[Set exercise] Return all the data, word for word.

_____

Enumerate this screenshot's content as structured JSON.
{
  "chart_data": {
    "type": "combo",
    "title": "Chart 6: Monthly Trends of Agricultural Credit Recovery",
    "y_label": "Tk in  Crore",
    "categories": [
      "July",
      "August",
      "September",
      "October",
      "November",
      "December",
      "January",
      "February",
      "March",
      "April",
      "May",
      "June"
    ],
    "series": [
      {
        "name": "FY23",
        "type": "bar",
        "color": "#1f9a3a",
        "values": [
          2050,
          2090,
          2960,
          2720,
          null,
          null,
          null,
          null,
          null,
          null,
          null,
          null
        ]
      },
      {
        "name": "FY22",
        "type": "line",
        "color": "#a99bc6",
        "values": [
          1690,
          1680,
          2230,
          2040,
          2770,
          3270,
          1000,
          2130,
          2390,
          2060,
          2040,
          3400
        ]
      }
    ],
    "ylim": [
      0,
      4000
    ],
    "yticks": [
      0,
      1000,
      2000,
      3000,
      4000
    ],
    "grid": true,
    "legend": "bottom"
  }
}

_____

[Correct output]
Enumerate this screenshot's content as structured JSON.
{
  "chart_data": {
    "type": "combo",
    "title": "Chart 6: Monthly Trends of Agricultural Credit Recovery",
    "y_label": "Tk in  Crore",
    "categories": [
      "July",
      "August",
      "September",
      "October",
      "November",
      "December",
      "January",
      "February",
      "March",
      "April",
      "May",
      "June"
    ],
    "series": [
      {
        "name": "FY23",
        "type": "bar",
        "color": "#1f9a3a",
        "values": [
          2050,
          2090,
          2960,
          2720,
          null,
          null,
          null,
          null,
          null,
          null,
          null,
          null
        ]
      },
      {
        "name": "FY22",
        "type": "line",
        "color": "#a99bc6",
        "values": [
          1690,
          1680,
          2230,
          2040,
          2770,
          3270,
          1000,
          2130,
          2390,
          2060,
          2040,
          3400
        ]
      }
    ],
    "ylim": [
      0,
      4000
    ],
    "yticks": [
      0,
      1000,
      2000,
      3000,
      4000
    ],
    "grid": true,
    "legend": "bottom"
  }
}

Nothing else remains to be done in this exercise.